⟨
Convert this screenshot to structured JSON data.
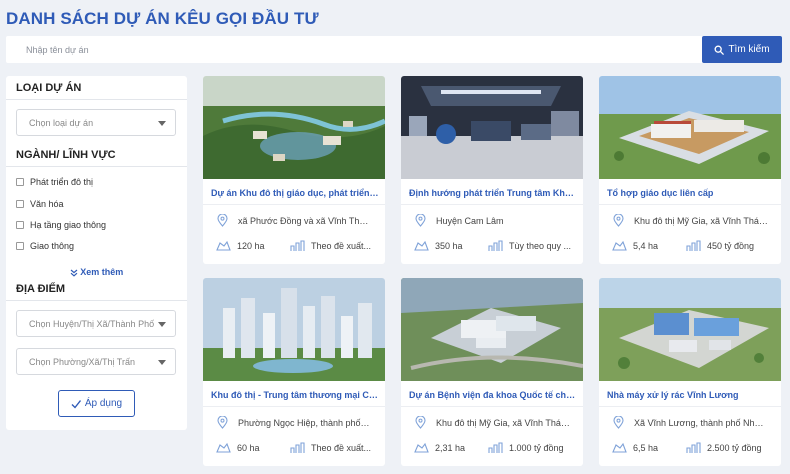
{
  "page": {
    "title": "DANH SÁCH DỰ ÁN KÊU GỌI ĐẦU TƯ"
  },
  "search": {
    "placeholder": "Nhập tên dự án",
    "button_label": "Tìm kiếm"
  },
  "filters": {
    "project_type": {
      "heading": "LOẠI DỰ ÁN",
      "select_placeholder": "Chọn loại dự án"
    },
    "sector": {
      "heading": "NGÀNH/ LĨNH VỰC",
      "options": [
        "Phát triển đô thị",
        "Văn hóa",
        "Hạ tầng giao thông",
        "Giao thông"
      ],
      "see_more": "Xem thêm"
    },
    "location": {
      "heading": "ĐỊA ĐIỂM",
      "district_placeholder": "Chọn Huyện/Thị Xã/Thành Phố",
      "ward_placeholder": "Chọn Phường/Xã/Thị Trấn"
    },
    "apply_label": "Áp dụng"
  },
  "projects": [
    {
      "title": "Dự án Khu đô thị giáo dục, phát triển côn...",
      "location": "xã Phước Đồng và xã Vĩnh Thái,...",
      "area": "120 ha",
      "investment": "Theo đề xuất..."
    },
    {
      "title": "Định hướng phát triển Trung tâm Khoa họ...",
      "location": "Huyện Cam Lâm",
      "area": "350 ha",
      "investment": "Tùy theo quy ..."
    },
    {
      "title": "Tổ hợp giáo dục liên cấp",
      "location": "Khu đô thị Mỹ Gia, xã Vĩnh Thái,...",
      "area": "5,4 ha",
      "investment": "450 tỷ đồng"
    },
    {
      "title": "Khu đô thị - Trung tâm thương mại Côn...",
      "location": "Phường Ngọc Hiệp, thành phố Nh...",
      "area": "60 ha",
      "investment": "Theo đề xuất..."
    },
    {
      "title": "Dự án Bệnh viện đa khoa Quốc tế chất...",
      "location": "Khu đô thị Mỹ Gia, xã Vĩnh Thái,...",
      "area": "2,31 ha",
      "investment": "1.000 tỷ đồng"
    },
    {
      "title": "Nhà máy xử lý rác Vĩnh Lương",
      "location": "Xã Vĩnh Lương, thành phố Nha,...",
      "area": "6,5 ha",
      "investment": "2.500 tỷ đồng"
    }
  ],
  "icons": {
    "search": "search-icon",
    "dropdown": "chevron-down-icon",
    "location": "map-pin-icon",
    "area": "land-area-icon",
    "investment": "investment-icon",
    "apply": "check-icon"
  },
  "colors": {
    "primary": "#2f5bb7",
    "background": "#eef1f6",
    "icon_tint": "#7fa2d8"
  }
}
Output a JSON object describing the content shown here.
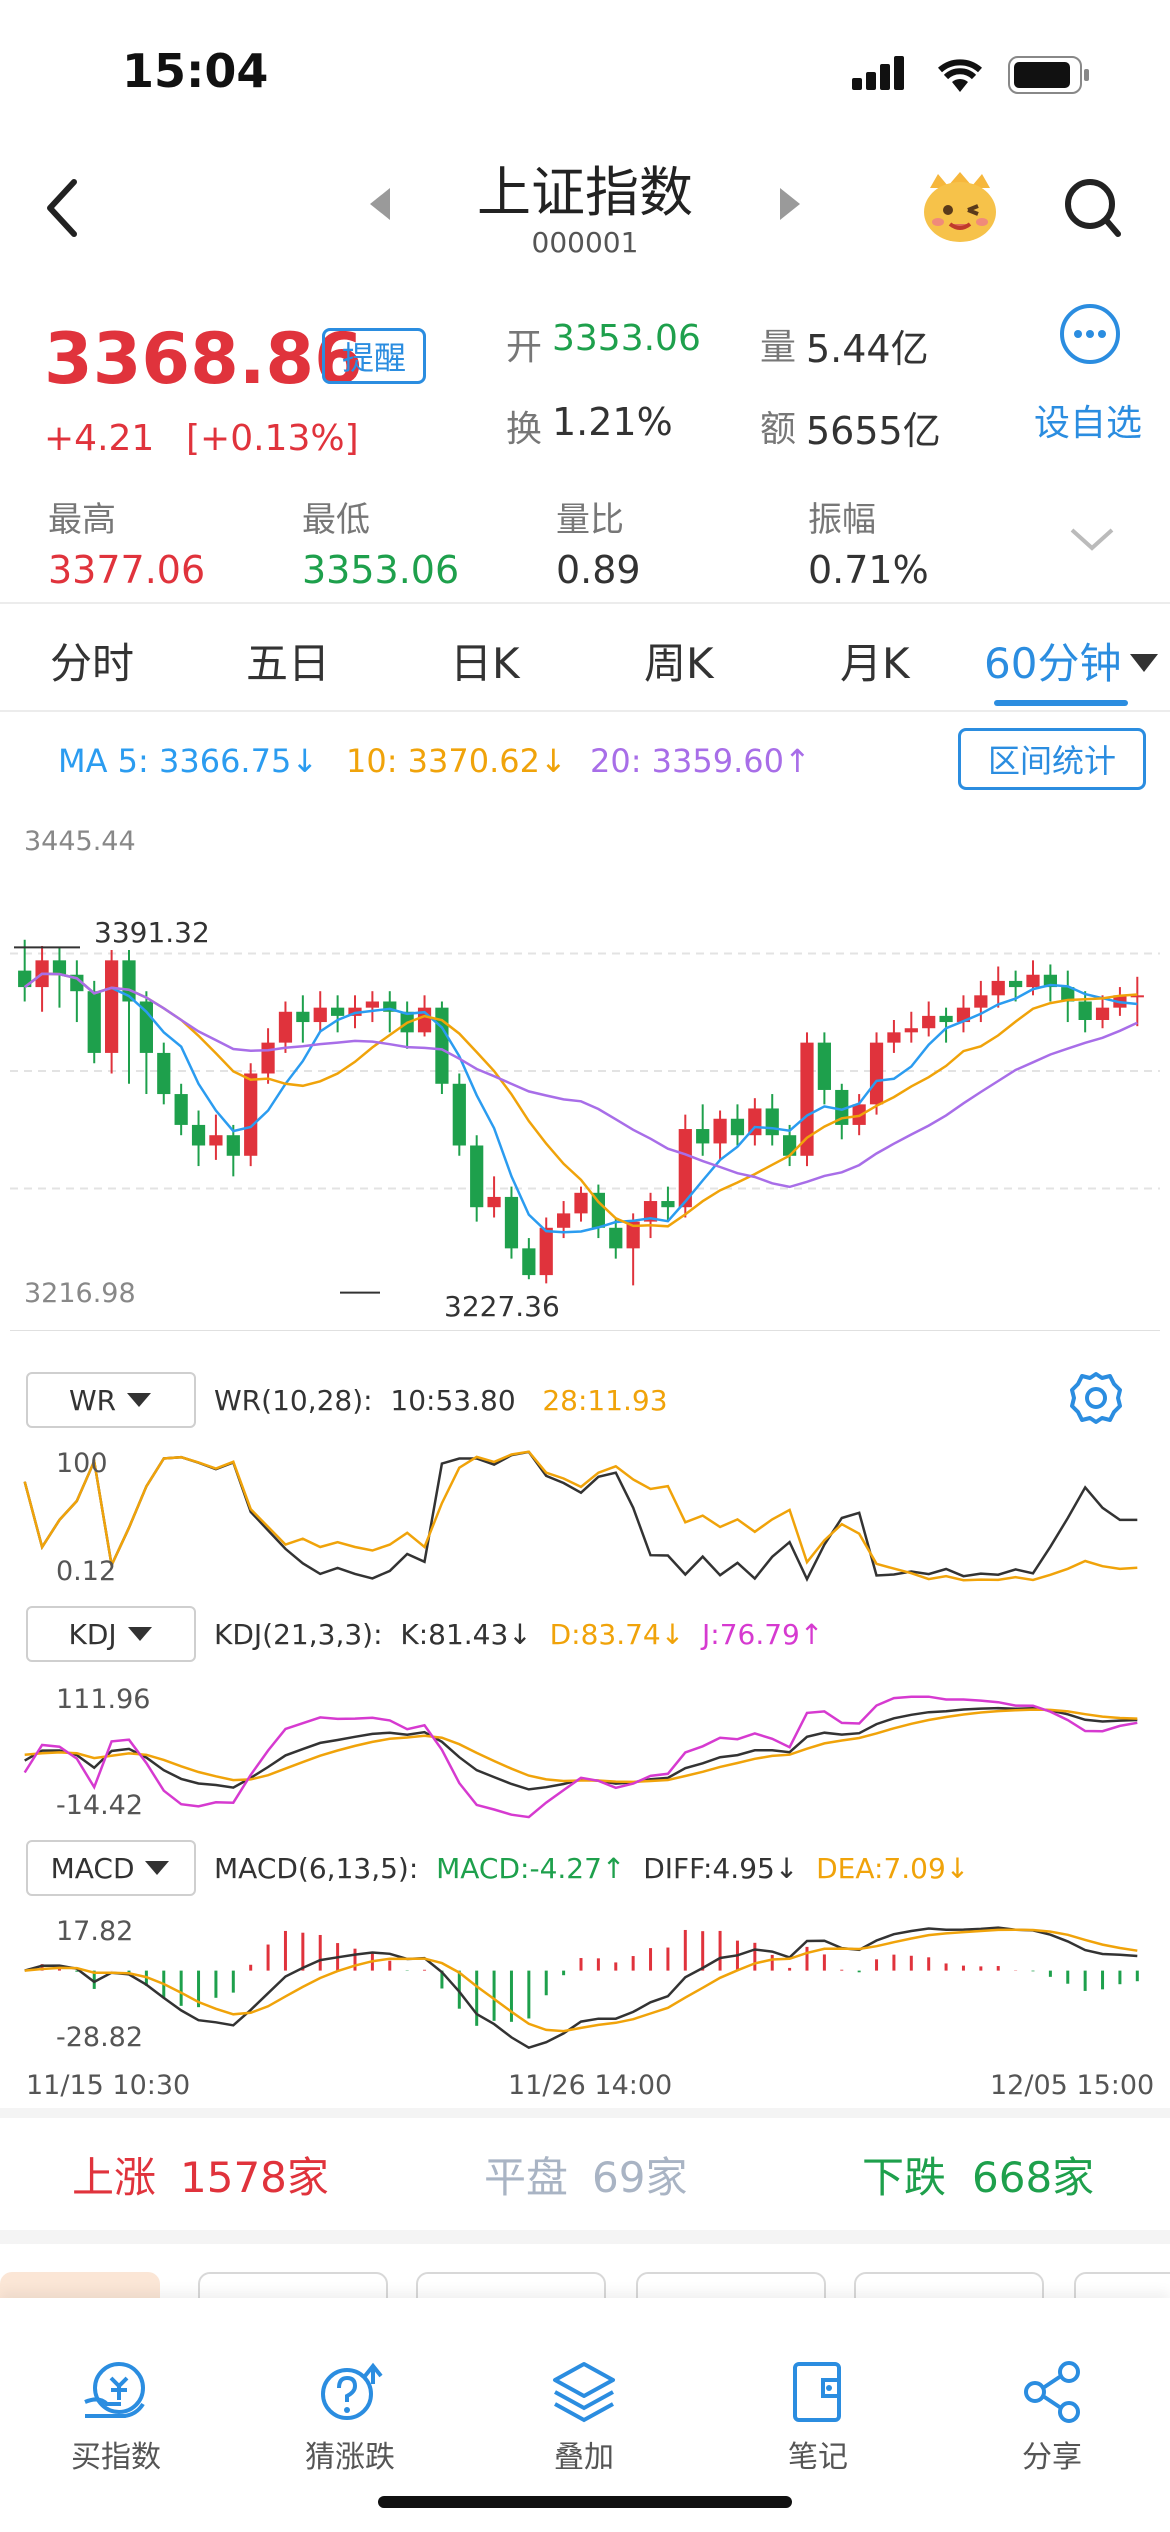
{
  "status_bar": {
    "time": "15:04"
  },
  "header": {
    "title": "上证指数",
    "code": "000001"
  },
  "quote": {
    "price": "3368.86",
    "remind_label": "提醒",
    "change": "+4.21",
    "change_pct": "[+0.13%]",
    "open_label": "开",
    "open": "3353.06",
    "volume_label": "量",
    "volume": "5.44亿",
    "turnover_label": "换",
    "turnover": "1.21%",
    "amount_label": "额",
    "amount": "5655亿",
    "watchlist_label": "设自选",
    "high_label": "最高",
    "high": "3377.06",
    "low_label": "最低",
    "low": "3353.06",
    "vol_ratio_label": "量比",
    "vol_ratio": "0.89",
    "amplitude_label": "振幅",
    "amplitude": "0.71%"
  },
  "tabs": [
    "分时",
    "五日",
    "日K",
    "周K",
    "月K",
    "60分钟"
  ],
  "ma": {
    "ma5": "MA 5: 3366.75↓",
    "ma10": "10: 3370.62↓",
    "ma20": "20: 3359.60↑",
    "range_stats_label": "区间统计"
  },
  "kline_labels": {
    "top": "3445.44",
    "bottom": "3216.98",
    "high_mark": "3391.32",
    "low_mark": "3227.36"
  },
  "wr": {
    "name": "WR",
    "params": "WR(10,28):",
    "v1": "10:53.80",
    "v2": "28:11.93",
    "top": "100",
    "bottom": "0.12"
  },
  "kdj": {
    "name": "KDJ",
    "params": "KDJ(21,3,3):",
    "k": "K:81.43↓",
    "d": "D:83.74↓",
    "j": "J:76.79↑",
    "top": "111.96",
    "bottom": "-14.42"
  },
  "macd": {
    "name": "MACD",
    "params": "MACD(6,13,5):",
    "macd": "MACD:-4.27↑",
    "diff": "DIFF:4.95↓",
    "dea": "DEA:7.09↓",
    "top": "17.82",
    "bottom": "-28.82"
  },
  "x_axis": {
    "start": "11/15 10:30",
    "mid": "11/26 14:00",
    "end": "12/05 15:00"
  },
  "breadth": {
    "up_label": "上涨",
    "up_count": "1578家",
    "flat_label": "平盘",
    "flat_count": "69家",
    "down_label": "下跌",
    "down_count": "668家"
  },
  "bottom_nav": [
    {
      "label": "买指数",
      "icon": "buy-index-icon"
    },
    {
      "label": "猜涨跌",
      "icon": "guess-icon"
    },
    {
      "label": "叠加",
      "icon": "layers-icon"
    },
    {
      "label": "笔记",
      "icon": "note-icon"
    },
    {
      "label": "分享",
      "icon": "share-icon"
    }
  ],
  "colors": {
    "up": "#e0333c",
    "down": "#1ea04c",
    "accent": "#2b8de0",
    "ma5": "#2b9cf0",
    "ma10": "#f0a30a",
    "ma20": "#a86ee8"
  },
  "chart_data": {
    "type": "candlestick",
    "ylim": [
      3216.98,
      3445.44
    ],
    "candles": [
      [
        3380,
        3372,
        3395,
        3365
      ],
      [
        3372,
        3385,
        3392,
        3360
      ],
      [
        3385,
        3378,
        3391,
        3362
      ],
      [
        3378,
        3370,
        3385,
        3355
      ],
      [
        3370,
        3340,
        3375,
        3335
      ],
      [
        3340,
        3385,
        3390,
        3330
      ],
      [
        3385,
        3365,
        3390,
        3325
      ],
      [
        3365,
        3340,
        3370,
        3320
      ],
      [
        3340,
        3320,
        3345,
        3315
      ],
      [
        3320,
        3305,
        3325,
        3300
      ],
      [
        3305,
        3295,
        3312,
        3285
      ],
      [
        3295,
        3300,
        3310,
        3288
      ],
      [
        3300,
        3290,
        3305,
        3280
      ],
      [
        3290,
        3330,
        3335,
        3285
      ],
      [
        3330,
        3345,
        3352,
        3325
      ],
      [
        3345,
        3360,
        3365,
        3340
      ],
      [
        3360,
        3355,
        3368,
        3345
      ],
      [
        3355,
        3362,
        3370,
        3350
      ],
      [
        3362,
        3358,
        3368,
        3350
      ],
      [
        3358,
        3362,
        3368,
        3352
      ],
      [
        3362,
        3365,
        3370,
        3355
      ],
      [
        3365,
        3360,
        3370,
        3350
      ],
      [
        3360,
        3350,
        3365,
        3342
      ],
      [
        3350,
        3362,
        3368,
        3348
      ],
      [
        3362,
        3325,
        3365,
        3320
      ],
      [
        3325,
        3295,
        3330,
        3290
      ],
      [
        3295,
        3265,
        3300,
        3258
      ],
      [
        3265,
        3270,
        3280,
        3260
      ],
      [
        3270,
        3245,
        3275,
        3240
      ],
      [
        3245,
        3232,
        3250,
        3230
      ],
      [
        3232,
        3255,
        3260,
        3228
      ],
      [
        3255,
        3262,
        3268,
        3250
      ],
      [
        3262,
        3272,
        3275,
        3258
      ],
      [
        3272,
        3255,
        3276,
        3250
      ],
      [
        3255,
        3245,
        3260,
        3240
      ],
      [
        3245,
        3258,
        3262,
        3227
      ],
      [
        3258,
        3268,
        3272,
        3250
      ],
      [
        3268,
        3265,
        3275,
        3258
      ],
      [
        3265,
        3303,
        3310,
        3260
      ],
      [
        3303,
        3296,
        3315,
        3290
      ],
      [
        3296,
        3308,
        3312,
        3288
      ],
      [
        3308,
        3300,
        3315,
        3295
      ],
      [
        3300,
        3313,
        3318,
        3295
      ],
      [
        3313,
        3300,
        3320,
        3295
      ],
      [
        3300,
        3290,
        3305,
        3285
      ],
      [
        3290,
        3345,
        3350,
        3285
      ],
      [
        3345,
        3322,
        3350,
        3315
      ],
      [
        3322,
        3305,
        3325,
        3298
      ],
      [
        3305,
        3315,
        3320,
        3300
      ],
      [
        3315,
        3345,
        3350,
        3310
      ],
      [
        3345,
        3350,
        3356,
        3340
      ],
      [
        3350,
        3352,
        3360,
        3345
      ],
      [
        3352,
        3358,
        3365,
        3348
      ],
      [
        3358,
        3355,
        3362,
        3345
      ],
      [
        3355,
        3362,
        3368,
        3350
      ],
      [
        3362,
        3368,
        3375,
        3355
      ],
      [
        3368,
        3375,
        3382,
        3362
      ],
      [
        3375,
        3372,
        3380,
        3365
      ],
      [
        3372,
        3378,
        3385,
        3368
      ],
      [
        3378,
        3372,
        3383,
        3365
      ],
      [
        3372,
        3365,
        3380,
        3355
      ],
      [
        3365,
        3356,
        3370,
        3350
      ],
      [
        3356,
        3362,
        3368,
        3352
      ],
      [
        3362,
        3368,
        3372,
        3358
      ],
      [
        3368,
        3368,
        3377,
        3353
      ]
    ]
  }
}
⟩
Locate the string "JSON" in the listing above and copy every line where it occurs.

■ **SOLUTION FOR THIS PROBLEM**
Convert this screenshot to structured JSON data.
Output a JSON object describing the content shown here.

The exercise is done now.